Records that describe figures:
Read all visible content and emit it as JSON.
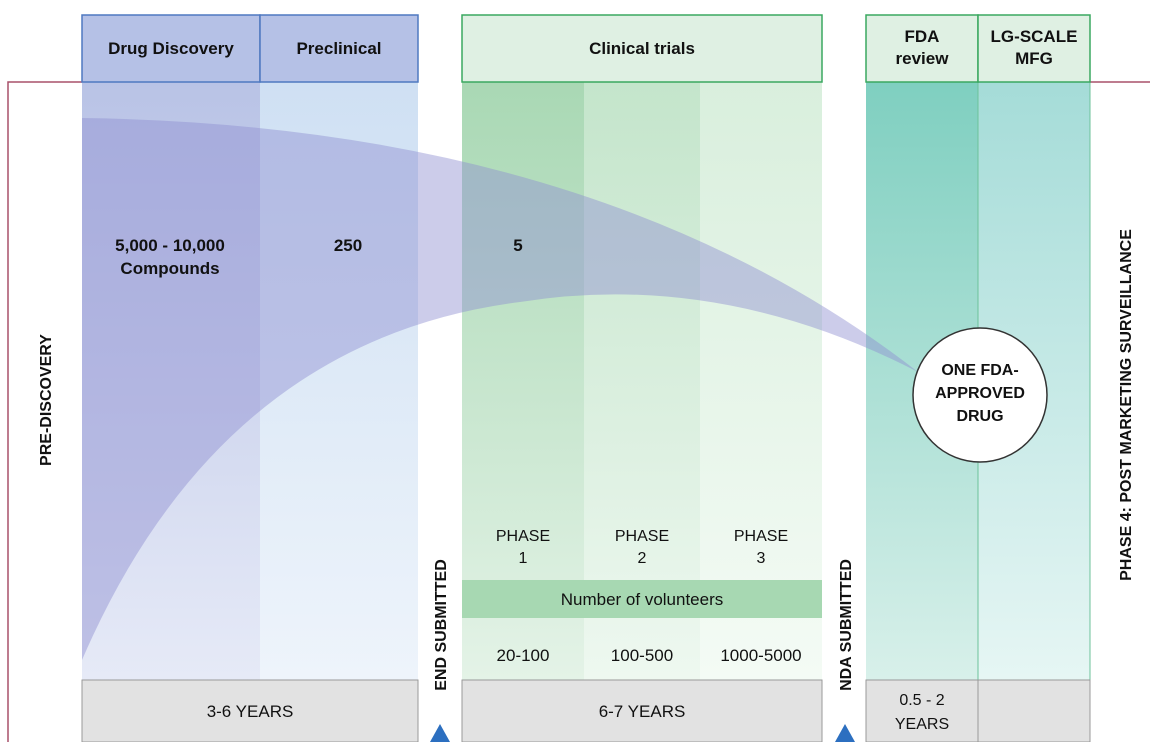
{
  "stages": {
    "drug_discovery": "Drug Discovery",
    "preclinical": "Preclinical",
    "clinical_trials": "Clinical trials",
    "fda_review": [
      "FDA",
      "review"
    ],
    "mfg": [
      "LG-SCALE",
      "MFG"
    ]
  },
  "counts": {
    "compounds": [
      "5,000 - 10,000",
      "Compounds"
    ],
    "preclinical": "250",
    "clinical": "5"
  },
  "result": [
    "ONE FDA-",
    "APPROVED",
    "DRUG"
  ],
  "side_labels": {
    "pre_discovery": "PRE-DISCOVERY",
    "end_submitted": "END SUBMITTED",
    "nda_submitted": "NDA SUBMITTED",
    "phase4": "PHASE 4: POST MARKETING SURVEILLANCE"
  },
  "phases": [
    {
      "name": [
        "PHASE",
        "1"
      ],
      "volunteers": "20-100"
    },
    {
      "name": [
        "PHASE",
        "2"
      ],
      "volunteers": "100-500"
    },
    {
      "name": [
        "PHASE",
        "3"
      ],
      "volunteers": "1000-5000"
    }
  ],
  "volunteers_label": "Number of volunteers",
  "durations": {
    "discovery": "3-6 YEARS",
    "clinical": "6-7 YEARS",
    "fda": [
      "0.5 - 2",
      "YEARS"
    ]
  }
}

__Short problem__:
Without the pictures, reproduce every line of the records above exactly.

__Exercise result__:
Read all visible content and emit it as JSON.
{
  "stages": {
    "drug_discovery": "Drug Discovery",
    "preclinical": "Preclinical",
    "clinical_trials": "Clinical trials",
    "fda_review": [
      "FDA",
      "review"
    ],
    "mfg": [
      "LG-SCALE",
      "MFG"
    ]
  },
  "counts": {
    "compounds": [
      "5,000 - 10,000",
      "Compounds"
    ],
    "preclinical": "250",
    "clinical": "5"
  },
  "result": [
    "ONE FDA-",
    "APPROVED",
    "DRUG"
  ],
  "side_labels": {
    "pre_discovery": "PRE-DISCOVERY",
    "end_submitted": "END SUBMITTED",
    "nda_submitted": "NDA SUBMITTED",
    "phase4": "PHASE 4: POST MARKETING SURVEILLANCE"
  },
  "phases": [
    {
      "name": [
        "PHASE",
        "1"
      ],
      "volunteers": "20-100"
    },
    {
      "name": [
        "PHASE",
        "2"
      ],
      "volunteers": "100-500"
    },
    {
      "name": [
        "PHASE",
        "3"
      ],
      "volunteers": "1000-5000"
    }
  ],
  "volunteers_label": "Number of volunteers",
  "durations": {
    "discovery": "3-6 YEARS",
    "clinical": "6-7 YEARS",
    "fda": [
      "0.5 - 2",
      "YEARS"
    ]
  }
}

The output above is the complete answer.